» DIRECTIONS FOR THIS TASK
Would you filter these records and copy every line that has the word "Kcal"?

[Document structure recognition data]
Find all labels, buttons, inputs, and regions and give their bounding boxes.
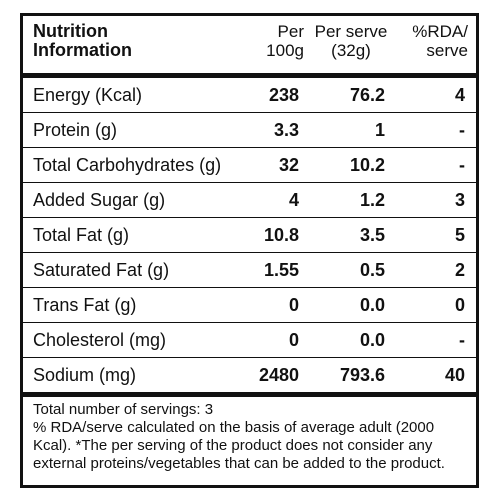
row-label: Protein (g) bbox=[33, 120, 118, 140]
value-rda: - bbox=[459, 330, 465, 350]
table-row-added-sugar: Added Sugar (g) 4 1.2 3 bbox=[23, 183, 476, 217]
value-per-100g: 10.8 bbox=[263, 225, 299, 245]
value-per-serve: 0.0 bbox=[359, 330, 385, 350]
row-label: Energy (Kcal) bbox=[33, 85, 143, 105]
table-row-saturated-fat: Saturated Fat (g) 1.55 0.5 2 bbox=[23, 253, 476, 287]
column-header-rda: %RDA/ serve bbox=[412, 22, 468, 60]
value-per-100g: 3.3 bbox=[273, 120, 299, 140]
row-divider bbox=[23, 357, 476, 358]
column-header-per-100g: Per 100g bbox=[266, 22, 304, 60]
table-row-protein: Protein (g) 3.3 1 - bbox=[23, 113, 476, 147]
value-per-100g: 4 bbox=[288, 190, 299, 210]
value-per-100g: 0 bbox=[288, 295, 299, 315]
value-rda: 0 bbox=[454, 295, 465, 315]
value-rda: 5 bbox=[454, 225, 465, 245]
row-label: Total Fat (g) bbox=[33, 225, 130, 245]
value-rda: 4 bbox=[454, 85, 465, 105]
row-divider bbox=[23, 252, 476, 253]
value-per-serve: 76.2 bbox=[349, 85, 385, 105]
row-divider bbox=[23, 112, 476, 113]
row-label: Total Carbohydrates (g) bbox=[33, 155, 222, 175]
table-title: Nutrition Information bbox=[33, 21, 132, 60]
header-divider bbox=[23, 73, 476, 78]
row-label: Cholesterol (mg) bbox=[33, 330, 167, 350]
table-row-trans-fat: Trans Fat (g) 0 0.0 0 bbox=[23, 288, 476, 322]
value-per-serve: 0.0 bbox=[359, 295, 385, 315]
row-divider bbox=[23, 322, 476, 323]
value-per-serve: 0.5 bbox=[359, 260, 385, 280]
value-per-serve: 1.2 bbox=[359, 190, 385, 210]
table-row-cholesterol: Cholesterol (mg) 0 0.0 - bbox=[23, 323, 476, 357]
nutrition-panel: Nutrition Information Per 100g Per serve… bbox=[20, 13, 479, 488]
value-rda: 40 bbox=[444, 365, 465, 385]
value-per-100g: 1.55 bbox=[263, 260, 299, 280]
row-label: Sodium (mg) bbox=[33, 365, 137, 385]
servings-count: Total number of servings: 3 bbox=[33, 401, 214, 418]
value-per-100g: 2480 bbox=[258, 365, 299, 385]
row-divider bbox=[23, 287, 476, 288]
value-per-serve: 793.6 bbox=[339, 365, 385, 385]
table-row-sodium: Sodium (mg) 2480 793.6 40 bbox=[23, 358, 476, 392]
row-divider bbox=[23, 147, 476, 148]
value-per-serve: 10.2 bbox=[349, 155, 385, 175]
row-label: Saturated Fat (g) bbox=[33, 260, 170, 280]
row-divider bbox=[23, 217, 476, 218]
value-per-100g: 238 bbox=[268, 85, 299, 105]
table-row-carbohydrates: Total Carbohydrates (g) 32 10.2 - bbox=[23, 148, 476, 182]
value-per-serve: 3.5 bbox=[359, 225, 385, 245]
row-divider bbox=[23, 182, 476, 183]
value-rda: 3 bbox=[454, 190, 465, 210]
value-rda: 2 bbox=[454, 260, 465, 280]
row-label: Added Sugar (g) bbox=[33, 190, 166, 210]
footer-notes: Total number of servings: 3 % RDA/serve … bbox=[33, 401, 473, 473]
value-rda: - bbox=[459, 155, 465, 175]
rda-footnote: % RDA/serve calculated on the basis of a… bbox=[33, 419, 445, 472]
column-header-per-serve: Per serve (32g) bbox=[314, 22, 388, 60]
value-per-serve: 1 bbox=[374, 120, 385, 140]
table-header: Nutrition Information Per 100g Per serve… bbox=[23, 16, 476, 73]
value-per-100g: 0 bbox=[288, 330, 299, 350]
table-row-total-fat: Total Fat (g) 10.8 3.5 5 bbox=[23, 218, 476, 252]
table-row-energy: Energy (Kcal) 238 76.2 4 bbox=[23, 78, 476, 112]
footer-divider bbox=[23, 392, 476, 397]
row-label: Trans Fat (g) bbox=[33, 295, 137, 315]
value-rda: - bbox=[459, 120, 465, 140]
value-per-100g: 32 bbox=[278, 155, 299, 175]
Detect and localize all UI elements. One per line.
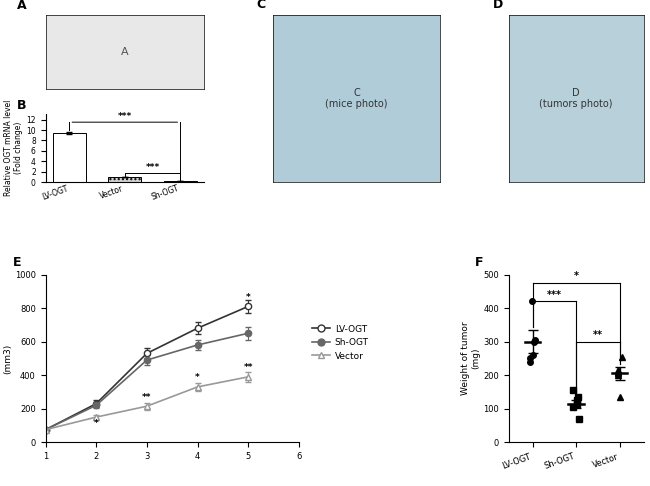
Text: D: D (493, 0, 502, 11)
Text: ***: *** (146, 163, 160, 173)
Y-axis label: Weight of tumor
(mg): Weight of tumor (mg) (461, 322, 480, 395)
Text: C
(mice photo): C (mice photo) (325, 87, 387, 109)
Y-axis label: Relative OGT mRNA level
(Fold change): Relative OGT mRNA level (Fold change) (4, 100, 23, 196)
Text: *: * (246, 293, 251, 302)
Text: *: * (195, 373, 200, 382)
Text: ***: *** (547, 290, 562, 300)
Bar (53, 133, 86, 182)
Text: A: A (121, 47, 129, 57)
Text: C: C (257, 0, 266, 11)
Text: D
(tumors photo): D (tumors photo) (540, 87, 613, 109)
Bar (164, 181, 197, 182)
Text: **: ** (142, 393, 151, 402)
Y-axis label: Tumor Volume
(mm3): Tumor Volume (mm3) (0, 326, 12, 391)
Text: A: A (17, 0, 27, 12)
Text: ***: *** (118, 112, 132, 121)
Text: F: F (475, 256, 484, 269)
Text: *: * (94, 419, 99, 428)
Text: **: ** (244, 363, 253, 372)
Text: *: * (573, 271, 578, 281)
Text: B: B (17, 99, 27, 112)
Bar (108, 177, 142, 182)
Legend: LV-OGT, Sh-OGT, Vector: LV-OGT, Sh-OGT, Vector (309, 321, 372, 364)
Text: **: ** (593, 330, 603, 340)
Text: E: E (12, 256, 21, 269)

» REPLY
row-label: Energy (Kcal) bbox=[33, 85, 143, 105]
table-row-energy: Energy (Kcal) 238 76.2 4 bbox=[23, 78, 476, 112]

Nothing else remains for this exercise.